"""
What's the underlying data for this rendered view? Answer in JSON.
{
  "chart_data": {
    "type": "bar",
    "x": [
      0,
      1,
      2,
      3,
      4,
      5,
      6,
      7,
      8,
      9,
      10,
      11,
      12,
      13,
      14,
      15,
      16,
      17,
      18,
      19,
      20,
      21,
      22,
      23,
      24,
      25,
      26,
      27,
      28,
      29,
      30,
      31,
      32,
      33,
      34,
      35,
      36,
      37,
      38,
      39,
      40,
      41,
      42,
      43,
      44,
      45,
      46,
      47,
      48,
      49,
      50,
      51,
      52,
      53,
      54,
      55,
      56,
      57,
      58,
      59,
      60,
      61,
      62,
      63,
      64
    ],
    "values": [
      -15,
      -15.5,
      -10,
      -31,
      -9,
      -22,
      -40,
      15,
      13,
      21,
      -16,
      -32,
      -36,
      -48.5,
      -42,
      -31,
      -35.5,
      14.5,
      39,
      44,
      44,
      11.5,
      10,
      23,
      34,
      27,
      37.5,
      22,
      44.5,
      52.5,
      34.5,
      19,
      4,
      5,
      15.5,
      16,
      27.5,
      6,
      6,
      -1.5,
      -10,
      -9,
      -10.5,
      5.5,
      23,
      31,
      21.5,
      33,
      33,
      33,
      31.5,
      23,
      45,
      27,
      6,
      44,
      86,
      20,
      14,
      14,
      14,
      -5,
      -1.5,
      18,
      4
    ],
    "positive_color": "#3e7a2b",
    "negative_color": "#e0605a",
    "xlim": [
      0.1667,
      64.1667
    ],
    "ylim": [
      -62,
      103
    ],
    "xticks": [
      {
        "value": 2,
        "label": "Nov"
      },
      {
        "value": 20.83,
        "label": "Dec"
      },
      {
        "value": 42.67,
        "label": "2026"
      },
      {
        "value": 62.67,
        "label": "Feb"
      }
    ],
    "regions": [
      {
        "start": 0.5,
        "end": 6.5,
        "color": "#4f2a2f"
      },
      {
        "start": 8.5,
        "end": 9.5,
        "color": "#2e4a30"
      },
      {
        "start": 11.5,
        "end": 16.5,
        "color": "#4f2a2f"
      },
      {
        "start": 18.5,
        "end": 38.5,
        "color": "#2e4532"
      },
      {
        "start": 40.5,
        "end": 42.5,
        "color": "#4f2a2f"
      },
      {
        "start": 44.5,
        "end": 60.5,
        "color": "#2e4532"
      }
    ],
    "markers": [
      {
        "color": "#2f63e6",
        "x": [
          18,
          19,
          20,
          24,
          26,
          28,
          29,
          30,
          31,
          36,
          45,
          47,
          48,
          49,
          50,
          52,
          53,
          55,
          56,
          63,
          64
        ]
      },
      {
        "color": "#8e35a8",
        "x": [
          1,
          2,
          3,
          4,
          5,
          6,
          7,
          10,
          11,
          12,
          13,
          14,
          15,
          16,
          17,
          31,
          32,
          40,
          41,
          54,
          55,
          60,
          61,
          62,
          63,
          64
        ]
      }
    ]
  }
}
"""
"""
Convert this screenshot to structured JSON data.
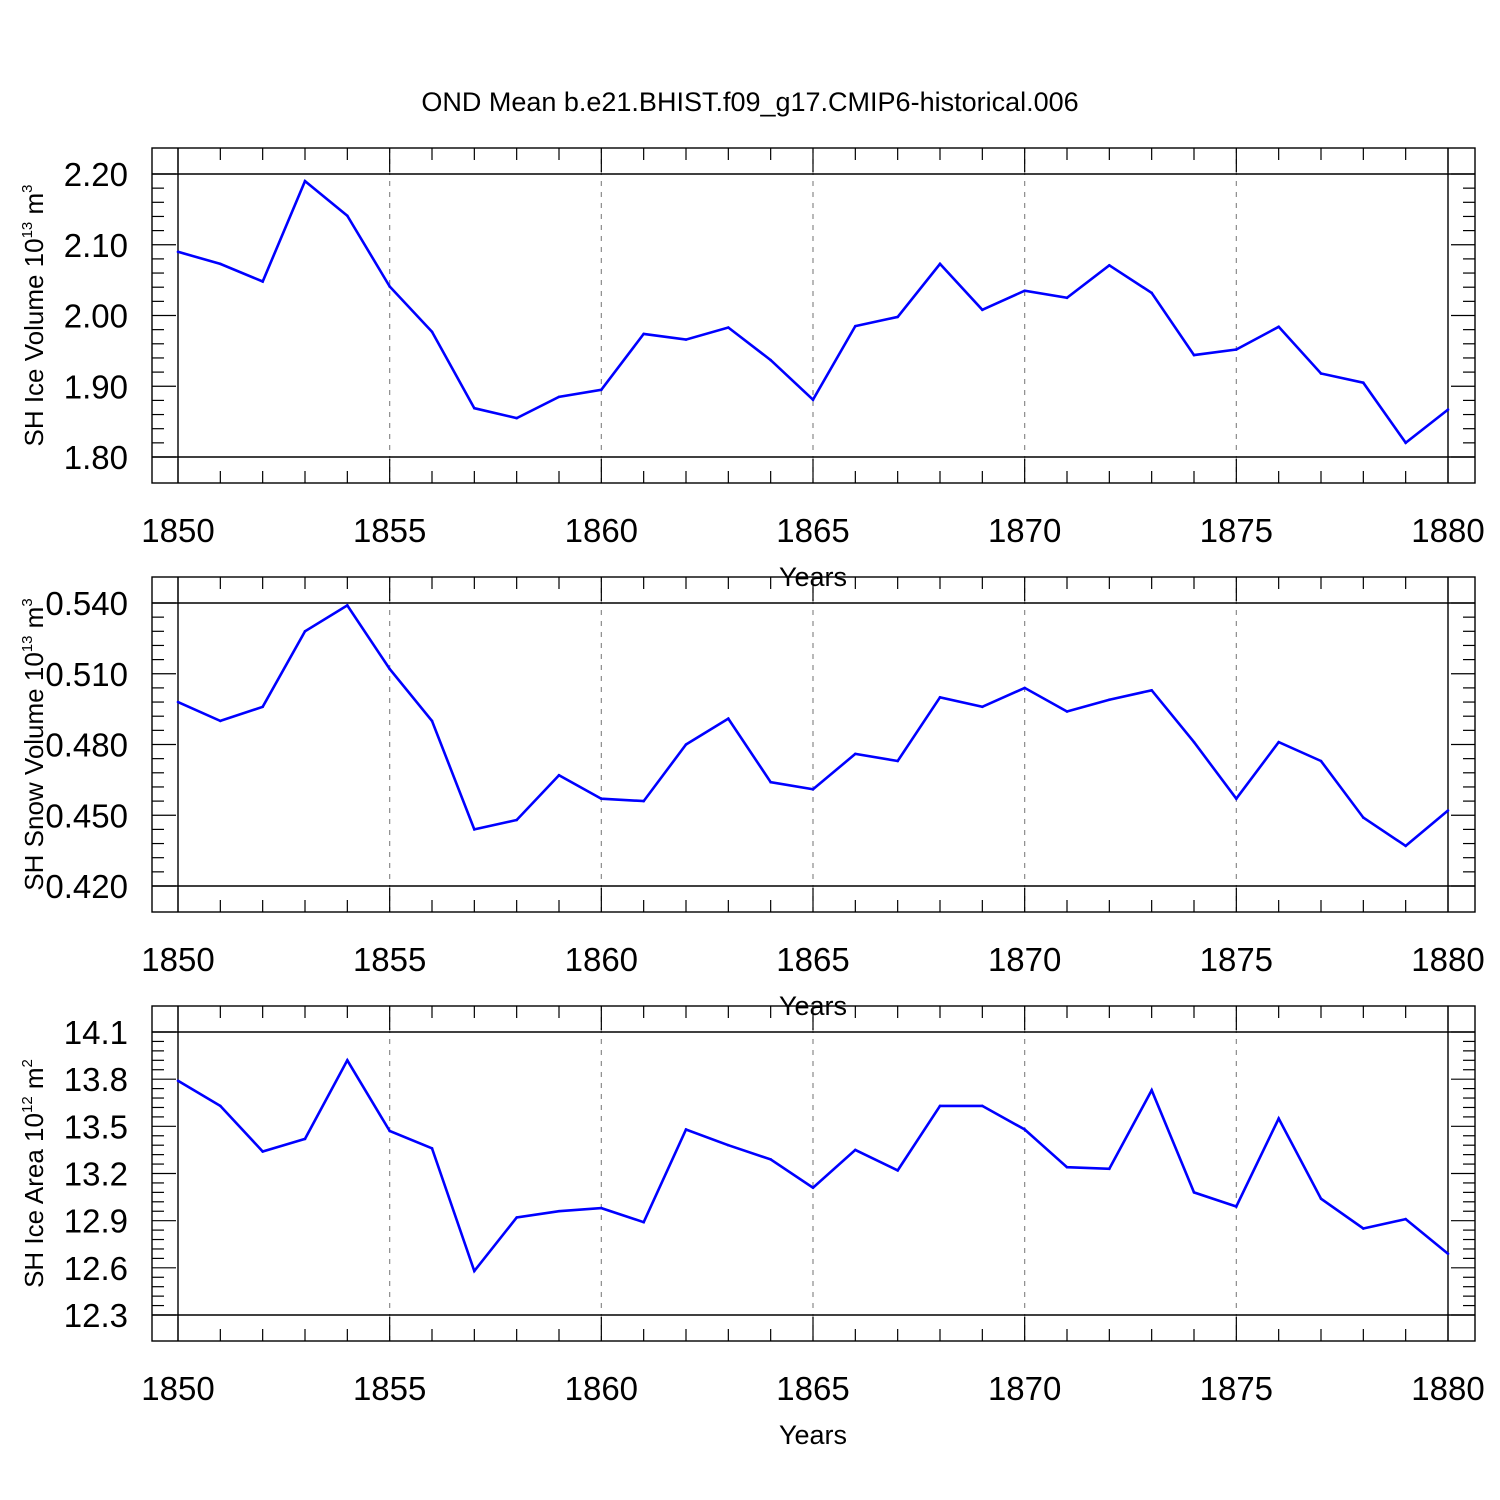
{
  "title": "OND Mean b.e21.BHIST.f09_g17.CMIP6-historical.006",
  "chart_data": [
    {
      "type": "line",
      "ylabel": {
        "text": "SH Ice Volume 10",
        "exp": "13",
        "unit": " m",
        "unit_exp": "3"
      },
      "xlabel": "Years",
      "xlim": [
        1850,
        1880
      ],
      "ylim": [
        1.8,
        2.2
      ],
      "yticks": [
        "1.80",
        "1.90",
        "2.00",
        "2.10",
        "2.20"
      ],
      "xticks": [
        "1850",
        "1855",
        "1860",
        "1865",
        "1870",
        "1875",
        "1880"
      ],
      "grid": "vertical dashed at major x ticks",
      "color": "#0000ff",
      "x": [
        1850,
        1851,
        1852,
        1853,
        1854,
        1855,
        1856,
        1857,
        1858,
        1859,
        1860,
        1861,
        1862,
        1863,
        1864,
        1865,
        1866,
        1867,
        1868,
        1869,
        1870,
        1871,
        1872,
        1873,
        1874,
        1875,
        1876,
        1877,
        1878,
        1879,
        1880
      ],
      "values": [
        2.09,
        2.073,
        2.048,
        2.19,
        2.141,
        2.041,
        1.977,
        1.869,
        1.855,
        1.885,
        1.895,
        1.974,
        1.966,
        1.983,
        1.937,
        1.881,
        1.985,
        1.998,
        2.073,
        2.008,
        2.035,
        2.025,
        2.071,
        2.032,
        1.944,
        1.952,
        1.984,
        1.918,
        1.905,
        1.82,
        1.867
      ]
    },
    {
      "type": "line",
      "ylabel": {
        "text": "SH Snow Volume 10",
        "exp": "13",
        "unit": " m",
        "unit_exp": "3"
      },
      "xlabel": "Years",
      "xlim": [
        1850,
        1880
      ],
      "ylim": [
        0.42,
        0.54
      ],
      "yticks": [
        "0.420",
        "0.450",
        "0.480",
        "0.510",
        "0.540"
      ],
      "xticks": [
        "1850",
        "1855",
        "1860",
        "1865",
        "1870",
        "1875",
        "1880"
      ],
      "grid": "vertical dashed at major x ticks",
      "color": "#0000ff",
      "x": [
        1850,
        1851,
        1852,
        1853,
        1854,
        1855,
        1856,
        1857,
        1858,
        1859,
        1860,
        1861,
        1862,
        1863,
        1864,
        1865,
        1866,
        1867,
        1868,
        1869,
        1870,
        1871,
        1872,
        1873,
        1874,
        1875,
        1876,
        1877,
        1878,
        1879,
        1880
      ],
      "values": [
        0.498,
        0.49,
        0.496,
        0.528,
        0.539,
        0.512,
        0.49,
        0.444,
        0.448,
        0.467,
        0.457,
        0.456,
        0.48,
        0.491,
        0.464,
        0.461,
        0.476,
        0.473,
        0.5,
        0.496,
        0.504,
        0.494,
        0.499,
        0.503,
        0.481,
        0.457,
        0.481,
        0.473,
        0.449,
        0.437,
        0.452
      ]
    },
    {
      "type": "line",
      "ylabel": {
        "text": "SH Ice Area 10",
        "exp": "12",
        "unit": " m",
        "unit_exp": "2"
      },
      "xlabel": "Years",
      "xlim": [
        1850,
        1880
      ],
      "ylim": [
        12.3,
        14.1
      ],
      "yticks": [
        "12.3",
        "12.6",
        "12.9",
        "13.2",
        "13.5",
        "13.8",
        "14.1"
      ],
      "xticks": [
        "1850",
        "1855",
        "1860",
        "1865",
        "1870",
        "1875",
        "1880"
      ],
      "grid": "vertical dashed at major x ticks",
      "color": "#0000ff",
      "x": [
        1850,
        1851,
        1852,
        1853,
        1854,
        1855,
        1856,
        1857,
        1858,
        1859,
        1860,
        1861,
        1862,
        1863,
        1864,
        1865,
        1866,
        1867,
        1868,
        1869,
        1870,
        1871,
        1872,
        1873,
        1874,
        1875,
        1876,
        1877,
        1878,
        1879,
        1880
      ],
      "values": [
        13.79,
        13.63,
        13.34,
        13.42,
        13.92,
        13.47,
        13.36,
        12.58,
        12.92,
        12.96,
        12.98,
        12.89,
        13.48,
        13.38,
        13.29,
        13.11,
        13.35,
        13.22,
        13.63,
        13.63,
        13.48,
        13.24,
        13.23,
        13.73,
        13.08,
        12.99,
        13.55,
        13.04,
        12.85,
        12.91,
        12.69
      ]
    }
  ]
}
"""
• [TASK REQUIREMENTS]: Pull out each line of the entries that contains "this".

• [THE ANSWER]:
What's the underlying data for this rendered view? Answer in JSON.
Convert this screenshot to structured JSON data.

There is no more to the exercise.